### TESTO DI RIFERIMENTO
Dalle colline dell’Irpinia al Cilento, passando per Napoli, il Salernitano e il Casertano. La Campania continua a confermarsi una delle regioni italiane più interessanti per il gelato artigianale, grazie a maestri gelatieri che puntano su materie prime locali, ricerca e innovazione.
A certificarlo sono le più recenti classifiche e guide di settore, che nel 2026 hanno premiato diverse insegne campane diventate punti di riferimento per appassionati e turisti. Tra gusti tradizionali, interpretazioni contemporanee e prodotti del territorio, ecco alcune delle gelaterie che si sono distinte maggiormente quest’anno.
The Rag., la sorpresa dell’Irpinia
Ad Atripalda, in provincia di Avellino, The Rag. è considerata una delle realtà emergenti più interessanti del panorama nazionale. Il laboratorio guidato da Gian Paolo Capaldo ha conquistato critica e pubblico grazie a un approccio che valorizza ingredienti irpini, stagionalità e sperimentazione. Non a caso è stata indicata tra le novità più significative del settore nel 2026.
Di Matteo, il tempio del gelato nel Cilento
A Torchiara, nel cuore del Cilento, la storica gelateria Di Matteo continua a rappresentare una tappa obbligata per gli amanti del gelato artigianale. Celebre il gusto al fico bianco del Cilento con cioccolato, diventato ormai un simbolo della tradizione gastronomica locale. Una realtà che da generazioni mantiene altissimi standard qualitativi.
Napoli e il fascino senza tempo di Gay Odin
Tra le insegne campane segnalate nel 2026 figura anche Gay Odin, storico marchio partenopeo che continua a distinguersi per la qualità delle sue proposte e per il legame con la tradizione dolciaria napoletana.
Da Grumo Nevano a Sapri: i maestri del territorio
La guida delle migliori gelaterie campane del 2026 segnala inoltre altre eccellenze diffuse in tutta la regione:
- Landolfo a Grumo Nevano;
- Luisè a Vitulazio;
- C’era una volta a Benevento;
- Enzo Crivella a Sapri;
- Marco Adinolfi a Cava de’ Tirreni;
- Bottega Paradiso a Nocera Inferiore;
- Angelo Napoli a Baronissi;
- Gelizioso a Sarno;
- Che Sapò a Bonito;
- Bar delle Sirene e Giallo Limone a Salerno.
I trend del gelato 2026
Le nuove tendenze del settore premiano gelati con meno zuccheri, maggiore attenzione alle esigenze alimentari e un forte legame con il territorio. Crescono le proposte senza lattosio, vegane e realizzate con ingredienti a chilometro zero, mentre sempre più gelatieri puntano sul recupero di varietà agricole locali e sapori identitari.
Una regione che punta sulla qualità
La Campania si conferma così una delle capitali italiane del gelato artigianale. Dalle nocciole dell’Irpinia ai fichi del Cilento, dagli agrumi della Costiera alle tradizioni dolciarie napoletane, il gelato diventa un racconto del territorio e delle sue eccellenze.
Per chi è alla ricerca di una pausa golosa durante l’estate 2026, queste gelaterie rappresentano alcune delle tappe più interessanti da inserire in un itinerario all’insegna del gusto.

### MATERIALE ESTRATTO
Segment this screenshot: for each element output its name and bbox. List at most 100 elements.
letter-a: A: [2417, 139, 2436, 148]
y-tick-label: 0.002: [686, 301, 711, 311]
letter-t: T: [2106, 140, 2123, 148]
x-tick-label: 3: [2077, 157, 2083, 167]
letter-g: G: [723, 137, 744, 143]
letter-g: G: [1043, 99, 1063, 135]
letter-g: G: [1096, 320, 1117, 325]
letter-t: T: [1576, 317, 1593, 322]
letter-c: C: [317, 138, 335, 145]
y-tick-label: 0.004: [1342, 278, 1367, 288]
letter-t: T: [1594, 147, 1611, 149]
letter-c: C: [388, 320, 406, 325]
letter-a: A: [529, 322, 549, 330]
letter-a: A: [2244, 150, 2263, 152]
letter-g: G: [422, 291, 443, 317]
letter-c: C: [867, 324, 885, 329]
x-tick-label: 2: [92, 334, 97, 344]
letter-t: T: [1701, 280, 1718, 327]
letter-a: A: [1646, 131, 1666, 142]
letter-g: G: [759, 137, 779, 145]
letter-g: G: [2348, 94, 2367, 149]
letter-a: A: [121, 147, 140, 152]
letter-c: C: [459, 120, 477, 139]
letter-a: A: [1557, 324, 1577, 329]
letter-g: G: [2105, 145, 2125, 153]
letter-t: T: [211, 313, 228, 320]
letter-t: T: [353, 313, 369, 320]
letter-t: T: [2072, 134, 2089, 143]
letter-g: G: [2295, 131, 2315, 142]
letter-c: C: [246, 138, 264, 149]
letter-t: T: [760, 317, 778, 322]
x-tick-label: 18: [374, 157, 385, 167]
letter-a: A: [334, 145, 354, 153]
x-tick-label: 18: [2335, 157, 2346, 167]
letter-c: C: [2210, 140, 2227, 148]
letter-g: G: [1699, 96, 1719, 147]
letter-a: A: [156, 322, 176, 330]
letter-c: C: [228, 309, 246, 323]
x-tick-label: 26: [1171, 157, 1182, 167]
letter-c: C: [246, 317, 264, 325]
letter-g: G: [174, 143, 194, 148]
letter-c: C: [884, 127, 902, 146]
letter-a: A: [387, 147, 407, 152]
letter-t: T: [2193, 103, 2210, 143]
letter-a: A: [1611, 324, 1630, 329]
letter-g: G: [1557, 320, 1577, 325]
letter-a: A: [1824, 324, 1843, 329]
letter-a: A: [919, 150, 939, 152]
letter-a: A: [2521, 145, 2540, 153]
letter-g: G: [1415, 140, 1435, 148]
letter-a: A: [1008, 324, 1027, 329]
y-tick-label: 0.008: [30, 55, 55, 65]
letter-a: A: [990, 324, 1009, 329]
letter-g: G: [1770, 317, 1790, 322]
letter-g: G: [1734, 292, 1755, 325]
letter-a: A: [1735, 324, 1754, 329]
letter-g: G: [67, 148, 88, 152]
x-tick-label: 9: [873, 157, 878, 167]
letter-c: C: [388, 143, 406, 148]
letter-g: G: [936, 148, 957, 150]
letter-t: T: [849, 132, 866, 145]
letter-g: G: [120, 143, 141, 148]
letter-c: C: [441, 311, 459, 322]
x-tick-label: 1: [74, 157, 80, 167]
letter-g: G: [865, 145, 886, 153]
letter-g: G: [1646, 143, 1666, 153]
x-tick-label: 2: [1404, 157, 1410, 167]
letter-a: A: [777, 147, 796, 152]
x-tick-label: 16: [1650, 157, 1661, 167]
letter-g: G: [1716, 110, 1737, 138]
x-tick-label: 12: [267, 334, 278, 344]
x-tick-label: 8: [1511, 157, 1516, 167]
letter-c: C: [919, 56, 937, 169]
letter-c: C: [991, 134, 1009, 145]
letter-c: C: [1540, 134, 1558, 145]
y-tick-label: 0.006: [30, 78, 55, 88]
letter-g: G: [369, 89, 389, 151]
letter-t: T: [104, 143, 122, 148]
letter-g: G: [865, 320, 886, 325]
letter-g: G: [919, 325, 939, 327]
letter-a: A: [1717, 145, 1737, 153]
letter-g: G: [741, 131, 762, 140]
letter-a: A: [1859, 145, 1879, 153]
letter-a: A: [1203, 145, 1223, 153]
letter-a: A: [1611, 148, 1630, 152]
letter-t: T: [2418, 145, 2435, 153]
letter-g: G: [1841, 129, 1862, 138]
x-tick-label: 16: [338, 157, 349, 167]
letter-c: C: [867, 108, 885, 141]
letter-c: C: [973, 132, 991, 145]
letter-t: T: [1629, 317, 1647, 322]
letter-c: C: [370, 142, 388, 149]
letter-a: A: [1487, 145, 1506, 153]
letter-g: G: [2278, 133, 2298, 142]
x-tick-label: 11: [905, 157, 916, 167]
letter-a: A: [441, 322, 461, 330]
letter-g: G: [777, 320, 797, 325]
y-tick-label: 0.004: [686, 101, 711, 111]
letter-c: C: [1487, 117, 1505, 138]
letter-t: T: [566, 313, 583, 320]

### CONSEGNA
Trascrivi fedelmente dal testo sulle gelaterie campane tutto il passo che va da "Una regione che" giù fino a "all’insegna del gusto.". Le righe non hanno alcun ruolo in questo esercizio.

### RISULTATO ATTESO
Una regione che punta sulla qualità
La Campania si conferma così una delle capitali italiane del gelato artigianale. Dalle nocciole dell’Irpinia ai fichi del Cilento, dagli agrumi della Costiera alle tradizioni dolciarie napoletane, il gelato diventa un racconto del territorio e delle sue eccellenze.
Per chi è alla ricerca di una pausa golosa durante l’estate 2026, queste gelaterie rappresentano alcune delle tappe più interessanti da inserire in un itinerario all’insegna del gusto.